TASK REQUIREMENTS: An exact reproduction of the records is required, with all images left out.

MATERIAL FOR THIS TASK:
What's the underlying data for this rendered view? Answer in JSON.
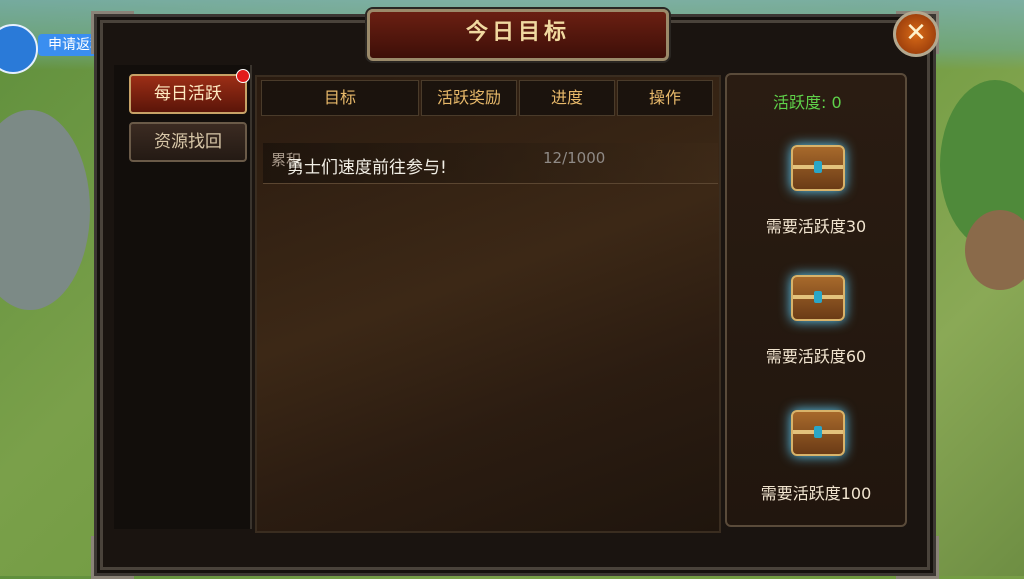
{
  "overlay": {
    "apply_rebate_label": "申请返利"
  },
  "panel": {
    "title": "今日目标",
    "close_symbol": "✕"
  },
  "tabs": [
    {
      "label": "每日活跃",
      "active": true,
      "has_notification": true
    },
    {
      "label": "资源找回",
      "active": false
    }
  ],
  "table": {
    "headers": [
      "目标",
      "活跃奖励",
      "进度",
      "操作"
    ],
    "rows": [
      {
        "goal": "累积",
        "progress": "12/1000"
      }
    ],
    "overlay_text": "勇士们速度前往参与!"
  },
  "rewards": {
    "activity_label": "活跃度: 0",
    "chests": [
      {
        "requirement": "需要活跃度30",
        "icon": "treasure-chest-icon"
      },
      {
        "requirement": "需要活跃度60",
        "icon": "treasure-chest-icon"
      },
      {
        "requirement": "需要活跃度100",
        "icon": "treasure-chest-icon"
      }
    ]
  },
  "colors": {
    "accent_green": "#5fd24a",
    "header_gold": "#e8b96a",
    "title_red": "#6a1f12"
  }
}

EXERCISE RESPONSE:
What's the underlying data for this rendered view? Answer in JSON.
{
  "overlay": {
    "apply_rebate_label": "申请返利"
  },
  "panel": {
    "title": "今日目标",
    "close_symbol": "✕"
  },
  "tabs": [
    {
      "label": "每日活跃",
      "active": true,
      "has_notification": true
    },
    {
      "label": "资源找回",
      "active": false
    }
  ],
  "table": {
    "headers": [
      "目标",
      "活跃奖励",
      "进度",
      "操作"
    ],
    "rows": [
      {
        "goal": "累积",
        "progress": "12/1000"
      }
    ],
    "overlay_text": "勇士们速度前往参与!"
  },
  "rewards": {
    "activity_label": "活跃度: 0",
    "chests": [
      {
        "requirement": "需要活跃度30",
        "icon": "treasure-chest-icon"
      },
      {
        "requirement": "需要活跃度60",
        "icon": "treasure-chest-icon"
      },
      {
        "requirement": "需要活跃度100",
        "icon": "treasure-chest-icon"
      }
    ]
  },
  "colors": {
    "accent_green": "#5fd24a",
    "header_gold": "#e8b96a",
    "title_red": "#6a1f12"
  }
}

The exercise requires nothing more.